Dataset entries —
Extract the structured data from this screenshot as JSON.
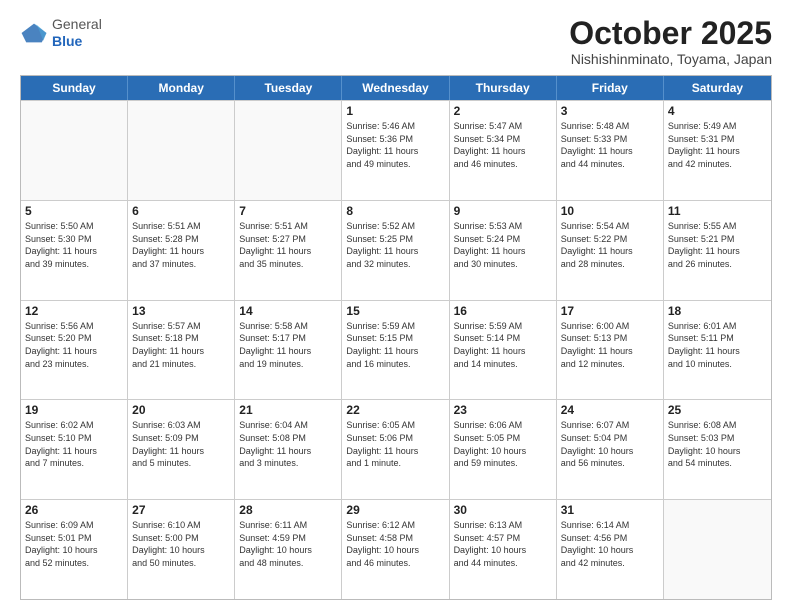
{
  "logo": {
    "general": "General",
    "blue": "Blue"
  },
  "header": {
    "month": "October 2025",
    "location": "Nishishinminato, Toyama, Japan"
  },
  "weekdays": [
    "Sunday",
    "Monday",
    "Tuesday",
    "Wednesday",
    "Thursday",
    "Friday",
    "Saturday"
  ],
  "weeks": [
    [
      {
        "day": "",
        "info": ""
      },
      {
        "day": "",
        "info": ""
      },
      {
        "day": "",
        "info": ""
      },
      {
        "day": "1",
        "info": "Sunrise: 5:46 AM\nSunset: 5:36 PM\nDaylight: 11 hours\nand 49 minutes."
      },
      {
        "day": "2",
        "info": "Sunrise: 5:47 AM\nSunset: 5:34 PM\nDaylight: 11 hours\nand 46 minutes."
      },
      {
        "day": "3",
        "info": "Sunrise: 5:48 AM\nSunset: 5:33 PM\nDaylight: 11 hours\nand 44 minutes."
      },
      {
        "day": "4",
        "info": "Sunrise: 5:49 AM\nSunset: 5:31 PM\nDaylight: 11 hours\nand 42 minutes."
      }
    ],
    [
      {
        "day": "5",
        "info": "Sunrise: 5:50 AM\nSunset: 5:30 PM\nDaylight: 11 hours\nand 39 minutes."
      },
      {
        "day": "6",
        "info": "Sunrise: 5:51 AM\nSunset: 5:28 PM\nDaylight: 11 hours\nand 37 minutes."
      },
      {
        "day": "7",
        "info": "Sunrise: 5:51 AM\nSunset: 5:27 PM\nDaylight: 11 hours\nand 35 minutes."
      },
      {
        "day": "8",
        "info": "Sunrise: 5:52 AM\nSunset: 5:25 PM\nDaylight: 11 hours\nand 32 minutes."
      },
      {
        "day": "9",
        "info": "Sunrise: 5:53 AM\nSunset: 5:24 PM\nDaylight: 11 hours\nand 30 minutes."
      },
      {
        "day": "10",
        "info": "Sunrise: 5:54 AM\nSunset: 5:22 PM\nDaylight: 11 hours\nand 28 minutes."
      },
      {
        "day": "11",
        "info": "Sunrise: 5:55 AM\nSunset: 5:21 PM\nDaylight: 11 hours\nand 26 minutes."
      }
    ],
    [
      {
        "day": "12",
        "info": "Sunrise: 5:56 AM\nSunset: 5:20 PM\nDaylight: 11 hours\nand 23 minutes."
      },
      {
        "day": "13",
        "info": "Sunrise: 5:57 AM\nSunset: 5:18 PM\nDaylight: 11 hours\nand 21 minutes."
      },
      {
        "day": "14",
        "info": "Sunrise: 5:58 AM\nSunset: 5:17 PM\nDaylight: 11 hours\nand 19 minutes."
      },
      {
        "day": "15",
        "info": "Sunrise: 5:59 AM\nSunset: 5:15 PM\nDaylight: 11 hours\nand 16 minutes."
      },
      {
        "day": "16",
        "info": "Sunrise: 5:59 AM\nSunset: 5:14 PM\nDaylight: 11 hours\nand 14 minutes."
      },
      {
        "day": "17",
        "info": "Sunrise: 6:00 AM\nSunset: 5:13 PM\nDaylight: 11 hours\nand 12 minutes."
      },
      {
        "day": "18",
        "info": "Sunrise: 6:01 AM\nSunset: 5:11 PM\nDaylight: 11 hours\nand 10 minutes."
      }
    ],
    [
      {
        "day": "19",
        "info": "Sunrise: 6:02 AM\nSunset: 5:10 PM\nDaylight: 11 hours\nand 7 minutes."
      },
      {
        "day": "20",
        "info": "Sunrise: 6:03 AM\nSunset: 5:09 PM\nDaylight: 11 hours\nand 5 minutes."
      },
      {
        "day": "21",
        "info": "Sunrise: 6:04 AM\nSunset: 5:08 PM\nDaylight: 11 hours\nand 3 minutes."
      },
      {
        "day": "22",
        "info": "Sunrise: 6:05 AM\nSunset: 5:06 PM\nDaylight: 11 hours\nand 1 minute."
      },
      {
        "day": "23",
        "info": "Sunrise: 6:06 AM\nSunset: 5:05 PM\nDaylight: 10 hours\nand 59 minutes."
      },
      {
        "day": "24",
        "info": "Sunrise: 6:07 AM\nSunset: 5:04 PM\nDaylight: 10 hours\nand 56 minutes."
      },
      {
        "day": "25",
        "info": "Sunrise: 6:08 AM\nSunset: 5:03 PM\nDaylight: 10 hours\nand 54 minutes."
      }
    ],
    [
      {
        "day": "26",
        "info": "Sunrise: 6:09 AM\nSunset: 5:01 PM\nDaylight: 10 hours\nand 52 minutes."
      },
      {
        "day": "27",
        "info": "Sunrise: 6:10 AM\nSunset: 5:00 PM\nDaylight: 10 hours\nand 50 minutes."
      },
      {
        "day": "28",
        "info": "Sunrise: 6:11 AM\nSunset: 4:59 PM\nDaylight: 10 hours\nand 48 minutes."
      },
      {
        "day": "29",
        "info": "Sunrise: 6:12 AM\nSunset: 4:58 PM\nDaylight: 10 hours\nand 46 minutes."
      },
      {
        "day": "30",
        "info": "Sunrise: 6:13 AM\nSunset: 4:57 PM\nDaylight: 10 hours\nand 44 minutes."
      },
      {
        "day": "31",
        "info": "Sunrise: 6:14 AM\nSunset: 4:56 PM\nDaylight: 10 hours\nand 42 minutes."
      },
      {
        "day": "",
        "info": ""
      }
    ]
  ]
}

Task statement —
Output a faithful copy of the data, with each picture left out.

Result —
Extract the structured data from this screenshot as JSON.
{
  "logo": {
    "general": "General",
    "blue": "Blue"
  },
  "header": {
    "month": "October 2025",
    "location": "Nishishinminato, Toyama, Japan"
  },
  "weekdays": [
    "Sunday",
    "Monday",
    "Tuesday",
    "Wednesday",
    "Thursday",
    "Friday",
    "Saturday"
  ],
  "weeks": [
    [
      {
        "day": "",
        "info": ""
      },
      {
        "day": "",
        "info": ""
      },
      {
        "day": "",
        "info": ""
      },
      {
        "day": "1",
        "info": "Sunrise: 5:46 AM\nSunset: 5:36 PM\nDaylight: 11 hours\nand 49 minutes."
      },
      {
        "day": "2",
        "info": "Sunrise: 5:47 AM\nSunset: 5:34 PM\nDaylight: 11 hours\nand 46 minutes."
      },
      {
        "day": "3",
        "info": "Sunrise: 5:48 AM\nSunset: 5:33 PM\nDaylight: 11 hours\nand 44 minutes."
      },
      {
        "day": "4",
        "info": "Sunrise: 5:49 AM\nSunset: 5:31 PM\nDaylight: 11 hours\nand 42 minutes."
      }
    ],
    [
      {
        "day": "5",
        "info": "Sunrise: 5:50 AM\nSunset: 5:30 PM\nDaylight: 11 hours\nand 39 minutes."
      },
      {
        "day": "6",
        "info": "Sunrise: 5:51 AM\nSunset: 5:28 PM\nDaylight: 11 hours\nand 37 minutes."
      },
      {
        "day": "7",
        "info": "Sunrise: 5:51 AM\nSunset: 5:27 PM\nDaylight: 11 hours\nand 35 minutes."
      },
      {
        "day": "8",
        "info": "Sunrise: 5:52 AM\nSunset: 5:25 PM\nDaylight: 11 hours\nand 32 minutes."
      },
      {
        "day": "9",
        "info": "Sunrise: 5:53 AM\nSunset: 5:24 PM\nDaylight: 11 hours\nand 30 minutes."
      },
      {
        "day": "10",
        "info": "Sunrise: 5:54 AM\nSunset: 5:22 PM\nDaylight: 11 hours\nand 28 minutes."
      },
      {
        "day": "11",
        "info": "Sunrise: 5:55 AM\nSunset: 5:21 PM\nDaylight: 11 hours\nand 26 minutes."
      }
    ],
    [
      {
        "day": "12",
        "info": "Sunrise: 5:56 AM\nSunset: 5:20 PM\nDaylight: 11 hours\nand 23 minutes."
      },
      {
        "day": "13",
        "info": "Sunrise: 5:57 AM\nSunset: 5:18 PM\nDaylight: 11 hours\nand 21 minutes."
      },
      {
        "day": "14",
        "info": "Sunrise: 5:58 AM\nSunset: 5:17 PM\nDaylight: 11 hours\nand 19 minutes."
      },
      {
        "day": "15",
        "info": "Sunrise: 5:59 AM\nSunset: 5:15 PM\nDaylight: 11 hours\nand 16 minutes."
      },
      {
        "day": "16",
        "info": "Sunrise: 5:59 AM\nSunset: 5:14 PM\nDaylight: 11 hours\nand 14 minutes."
      },
      {
        "day": "17",
        "info": "Sunrise: 6:00 AM\nSunset: 5:13 PM\nDaylight: 11 hours\nand 12 minutes."
      },
      {
        "day": "18",
        "info": "Sunrise: 6:01 AM\nSunset: 5:11 PM\nDaylight: 11 hours\nand 10 minutes."
      }
    ],
    [
      {
        "day": "19",
        "info": "Sunrise: 6:02 AM\nSunset: 5:10 PM\nDaylight: 11 hours\nand 7 minutes."
      },
      {
        "day": "20",
        "info": "Sunrise: 6:03 AM\nSunset: 5:09 PM\nDaylight: 11 hours\nand 5 minutes."
      },
      {
        "day": "21",
        "info": "Sunrise: 6:04 AM\nSunset: 5:08 PM\nDaylight: 11 hours\nand 3 minutes."
      },
      {
        "day": "22",
        "info": "Sunrise: 6:05 AM\nSunset: 5:06 PM\nDaylight: 11 hours\nand 1 minute."
      },
      {
        "day": "23",
        "info": "Sunrise: 6:06 AM\nSunset: 5:05 PM\nDaylight: 10 hours\nand 59 minutes."
      },
      {
        "day": "24",
        "info": "Sunrise: 6:07 AM\nSunset: 5:04 PM\nDaylight: 10 hours\nand 56 minutes."
      },
      {
        "day": "25",
        "info": "Sunrise: 6:08 AM\nSunset: 5:03 PM\nDaylight: 10 hours\nand 54 minutes."
      }
    ],
    [
      {
        "day": "26",
        "info": "Sunrise: 6:09 AM\nSunset: 5:01 PM\nDaylight: 10 hours\nand 52 minutes."
      },
      {
        "day": "27",
        "info": "Sunrise: 6:10 AM\nSunset: 5:00 PM\nDaylight: 10 hours\nand 50 minutes."
      },
      {
        "day": "28",
        "info": "Sunrise: 6:11 AM\nSunset: 4:59 PM\nDaylight: 10 hours\nand 48 minutes."
      },
      {
        "day": "29",
        "info": "Sunrise: 6:12 AM\nSunset: 4:58 PM\nDaylight: 10 hours\nand 46 minutes."
      },
      {
        "day": "30",
        "info": "Sunrise: 6:13 AM\nSunset: 4:57 PM\nDaylight: 10 hours\nand 44 minutes."
      },
      {
        "day": "31",
        "info": "Sunrise: 6:14 AM\nSunset: 4:56 PM\nDaylight: 10 hours\nand 42 minutes."
      },
      {
        "day": "",
        "info": ""
      }
    ]
  ]
}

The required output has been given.